(Dataset items)
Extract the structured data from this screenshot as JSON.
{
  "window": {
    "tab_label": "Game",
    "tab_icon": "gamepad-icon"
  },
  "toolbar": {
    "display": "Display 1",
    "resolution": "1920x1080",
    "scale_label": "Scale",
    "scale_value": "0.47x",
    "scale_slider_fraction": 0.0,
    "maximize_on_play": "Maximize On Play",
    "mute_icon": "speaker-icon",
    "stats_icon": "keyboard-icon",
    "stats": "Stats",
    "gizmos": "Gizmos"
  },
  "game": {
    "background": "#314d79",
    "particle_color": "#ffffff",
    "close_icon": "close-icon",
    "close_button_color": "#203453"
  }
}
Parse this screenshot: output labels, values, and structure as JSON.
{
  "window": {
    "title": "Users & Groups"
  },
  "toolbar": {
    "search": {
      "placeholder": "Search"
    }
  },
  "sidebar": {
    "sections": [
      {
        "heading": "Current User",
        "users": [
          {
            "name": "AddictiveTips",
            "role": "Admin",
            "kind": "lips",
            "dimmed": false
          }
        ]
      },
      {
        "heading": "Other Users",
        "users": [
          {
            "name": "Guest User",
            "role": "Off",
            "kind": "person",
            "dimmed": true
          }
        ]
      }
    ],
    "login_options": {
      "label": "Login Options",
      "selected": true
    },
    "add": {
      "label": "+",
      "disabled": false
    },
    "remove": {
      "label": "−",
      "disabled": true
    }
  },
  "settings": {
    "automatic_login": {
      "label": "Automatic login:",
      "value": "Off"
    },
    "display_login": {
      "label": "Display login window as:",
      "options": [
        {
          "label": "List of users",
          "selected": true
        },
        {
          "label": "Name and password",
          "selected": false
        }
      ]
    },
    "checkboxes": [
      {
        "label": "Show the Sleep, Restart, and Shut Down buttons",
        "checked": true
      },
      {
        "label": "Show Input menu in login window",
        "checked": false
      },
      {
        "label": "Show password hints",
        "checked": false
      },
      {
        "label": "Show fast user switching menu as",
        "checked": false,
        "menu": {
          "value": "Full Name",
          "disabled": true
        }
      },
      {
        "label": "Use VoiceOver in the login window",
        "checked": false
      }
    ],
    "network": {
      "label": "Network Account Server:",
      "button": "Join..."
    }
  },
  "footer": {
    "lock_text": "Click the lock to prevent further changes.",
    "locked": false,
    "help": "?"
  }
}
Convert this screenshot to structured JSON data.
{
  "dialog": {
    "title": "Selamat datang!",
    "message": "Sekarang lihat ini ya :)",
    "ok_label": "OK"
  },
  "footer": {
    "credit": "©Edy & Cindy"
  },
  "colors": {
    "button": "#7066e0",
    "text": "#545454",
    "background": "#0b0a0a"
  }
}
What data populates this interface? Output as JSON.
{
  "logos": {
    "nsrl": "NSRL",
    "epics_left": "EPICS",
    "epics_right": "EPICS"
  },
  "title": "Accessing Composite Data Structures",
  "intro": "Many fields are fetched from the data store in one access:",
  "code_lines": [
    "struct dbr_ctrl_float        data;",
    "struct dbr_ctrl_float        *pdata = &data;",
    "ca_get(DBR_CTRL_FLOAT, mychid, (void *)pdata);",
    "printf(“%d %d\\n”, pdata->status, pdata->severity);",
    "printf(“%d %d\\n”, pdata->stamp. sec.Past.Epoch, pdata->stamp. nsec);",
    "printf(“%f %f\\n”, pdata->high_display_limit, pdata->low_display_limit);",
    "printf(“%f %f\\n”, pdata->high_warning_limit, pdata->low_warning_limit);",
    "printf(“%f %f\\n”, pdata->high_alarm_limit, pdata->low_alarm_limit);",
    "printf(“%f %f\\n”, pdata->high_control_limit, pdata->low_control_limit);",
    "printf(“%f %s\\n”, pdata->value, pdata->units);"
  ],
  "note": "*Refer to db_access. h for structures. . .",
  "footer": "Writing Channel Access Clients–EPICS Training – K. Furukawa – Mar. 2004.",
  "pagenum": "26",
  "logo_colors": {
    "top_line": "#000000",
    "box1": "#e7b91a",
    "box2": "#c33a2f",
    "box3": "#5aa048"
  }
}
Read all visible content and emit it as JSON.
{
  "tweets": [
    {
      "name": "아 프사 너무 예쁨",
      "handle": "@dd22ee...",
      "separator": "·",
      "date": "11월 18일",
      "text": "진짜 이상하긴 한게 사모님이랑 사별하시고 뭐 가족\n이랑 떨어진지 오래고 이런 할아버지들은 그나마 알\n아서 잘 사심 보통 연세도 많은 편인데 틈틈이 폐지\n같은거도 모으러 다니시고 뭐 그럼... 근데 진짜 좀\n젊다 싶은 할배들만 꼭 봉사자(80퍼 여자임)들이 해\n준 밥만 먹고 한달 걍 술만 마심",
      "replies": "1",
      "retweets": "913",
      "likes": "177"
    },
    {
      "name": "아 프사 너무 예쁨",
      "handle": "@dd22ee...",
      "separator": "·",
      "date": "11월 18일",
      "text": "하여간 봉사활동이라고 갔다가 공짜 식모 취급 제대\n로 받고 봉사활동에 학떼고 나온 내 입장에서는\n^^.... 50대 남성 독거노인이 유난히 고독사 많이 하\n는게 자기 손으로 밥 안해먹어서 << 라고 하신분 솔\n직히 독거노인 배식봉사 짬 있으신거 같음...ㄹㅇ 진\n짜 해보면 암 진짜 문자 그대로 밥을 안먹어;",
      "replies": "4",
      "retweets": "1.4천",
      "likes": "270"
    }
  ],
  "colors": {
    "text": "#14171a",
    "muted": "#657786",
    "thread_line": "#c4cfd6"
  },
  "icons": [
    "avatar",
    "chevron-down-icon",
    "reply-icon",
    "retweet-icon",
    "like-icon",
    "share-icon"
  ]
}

- _Task brief_:
Return all of the data word for word.

- _Answer to the task_:
Extract the structured data from this screenshot as JSON.
{
  "window": {
    "tab_label": "Game",
    "tab_icon": "gamepad-icon"
  },
  "toolbar": {
    "display": "Display 1",
    "resolution": "1920x1080",
    "scale_label": "Scale",
    "scale_value": "0.47x",
    "scale_slider_fraction": 0.0,
    "maximize_on_play": "Maximize On Play",
    "mute_icon": "speaker-icon",
    "stats_icon": "keyboard-icon",
    "stats": "Stats",
    "gizmos": "Gizmos"
  },
  "game": {
    "background": "#314d79",
    "particle_color": "#ffffff",
    "close_icon": "close-icon",
    "close_button_color": "#203453"
  }
}
Parse this screenshot: output labels, values, and structure as JSON.
{
  "window": {
    "title": "Users & Groups"
  },
  "toolbar": {
    "search": {
      "placeholder": "Search"
    }
  },
  "sidebar": {
    "sections": [
      {
        "heading": "Current User",
        "users": [
          {
            "name": "AddictiveTips",
            "role": "Admin",
            "kind": "lips",
            "dimmed": false
          }
        ]
      },
      {
        "heading": "Other Users",
        "users": [
          {
            "name": "Guest User",
            "role": "Off",
            "kind": "person",
            "dimmed": true
          }
        ]
      }
    ],
    "login_options": {
      "label": "Login Options",
      "selected": true
    },
    "add": {
      "label": "+",
      "disabled": false
    },
    "remove": {
      "label": "−",
      "disabled": true
    }
  },
  "settings": {
    "automatic_login": {
      "label": "Automatic login:",
      "value": "Off"
    },
    "display_login": {
      "label": "Display login window as:",
      "options": [
        {
          "label": "List of users",
          "selected": true
        },
        {
          "label": "Name and password",
          "selected": false
        }
      ]
    },
    "checkboxes": [
      {
        "label": "Show the Sleep, Restart, and Shut Down buttons",
        "checked": true
      },
      {
        "label": "Show Input menu in login window",
        "checked": false
      },
      {
        "label": "Show password hints",
        "checked": false
      },
      {
        "label": "Show fast user switching menu as",
        "checked": false,
        "menu": {
          "value": "Full Name",
          "disabled": true
        }
      },
      {
        "label": "Use VoiceOver in the login window",
        "checked": false
      }
    ],
    "network": {
      "label": "Network Account Server:",
      "button": "Join..."
    }
  },
  "footer": {
    "lock_text": "Click the lock to prevent further changes.",
    "locked": false,
    "help": "?"
  }
}
Convert this screenshot to structured JSON data.
{
  "dialog": {
    "title": "Selamat datang!",
    "message": "Sekarang lihat ini ya :)",
    "ok_label": "OK"
  },
  "footer": {
    "credit": "©Edy & Cindy"
  },
  "colors": {
    "button": "#7066e0",
    "text": "#545454",
    "background": "#0b0a0a"
  }
}
What data populates this interface? Output as JSON.
{
  "logos": {
    "nsrl": "NSRL",
    "epics_left": "EPICS",
    "epics_right": "EPICS"
  },
  "title": "Accessing Composite Data Structures",
  "intro": "Many fields are fetched from the data store in one access:",
  "code_lines": [
    "struct dbr_ctrl_float        data;",
    "struct dbr_ctrl_float        *pdata = &data;",
    "ca_get(DBR_CTRL_FLOAT, mychid, (void *)pdata);",
    "printf(“%d %d\\n”, pdata->status, pdata->severity);",
    "printf(“%d %d\\n”, pdata->stamp. sec.Past.Epoch, pdata->stamp. nsec);",
    "printf(“%f %f\\n”, pdata->high_display_limit, pdata->low_display_limit);",
    "printf(“%f %f\\n”, pdata->high_warning_limit, pdata->low_warning_limit);",
    "printf(“%f %f\\n”, pdata->high_alarm_limit, pdata->low_alarm_limit);",
    "printf(“%f %f\\n”, pdata->high_control_limit, pdata->low_control_limit);",
    "printf(“%f %s\\n”, pdata->value, pdata->units);"
  ],
  "note": "*Refer to db_access. h for structures. . .",
  "footer": "Writing Channel Access Clients–EPICS Training – K. Furukawa – Mar. 2004.",
  "pagenum": "26",
  "logo_colors": {
    "top_line": "#000000",
    "box1": "#e7b91a",
    "box2": "#c33a2f",
    "box3": "#5aa048"
  }
}
Read all visible content and emit it as JSON.
{
  "tweets": [
    {
      "name": "아 프사 너무 예쁨",
      "handle": "@dd22ee...",
      "separator": "·",
      "date": "11월 18일",
      "text": "진짜 이상하긴 한게 사모님이랑 사별하시고 뭐 가족\n이랑 떨어진지 오래고 이런 할아버지들은 그나마 알\n아서 잘 사심 보통 연세도 많은 편인데 틈틈이 폐지\n같은거도 모으러 다니시고 뭐 그럼... 근데 진짜 좀\n젊다 싶은 할배들만 꼭 봉사자(80퍼 여자임)들이 해\n준 밥만 먹고 한달 걍 술만 마심",
      "replies": "1",
      "retweets": "913",
      "likes": "177"
    },
    {
      "name": "아 프사 너무 예쁨",
      "handle": "@dd22ee...",
      "separator": "·",
      "date": "11월 18일",
      "text": "하여간 봉사활동이라고 갔다가 공짜 식모 취급 제대\n로 받고 봉사활동에 학떼고 나온 내 입장에서는\n^^.... 50대 남성 독거노인이 유난히 고독사 많이 하\n는게 자기 손으로 밥 안해먹어서 << 라고 하신분 솔\n직히 독거노인 배식봉사 짬 있으신거 같음...ㄹㅇ 진\n짜 해보면 암 진짜 문자 그대로 밥을 안먹어;",
      "replies": "4",
      "retweets": "1.4천",
      "likes": "270"
    }
  ],
  "colors": {
    "text": "#14171a",
    "muted": "#657786",
    "thread_line": "#c4cfd6"
  },
  "icons": [
    "avatar",
    "chevron-down-icon",
    "reply-icon",
    "retweet-icon",
    "like-icon",
    "share-icon"
  ]
}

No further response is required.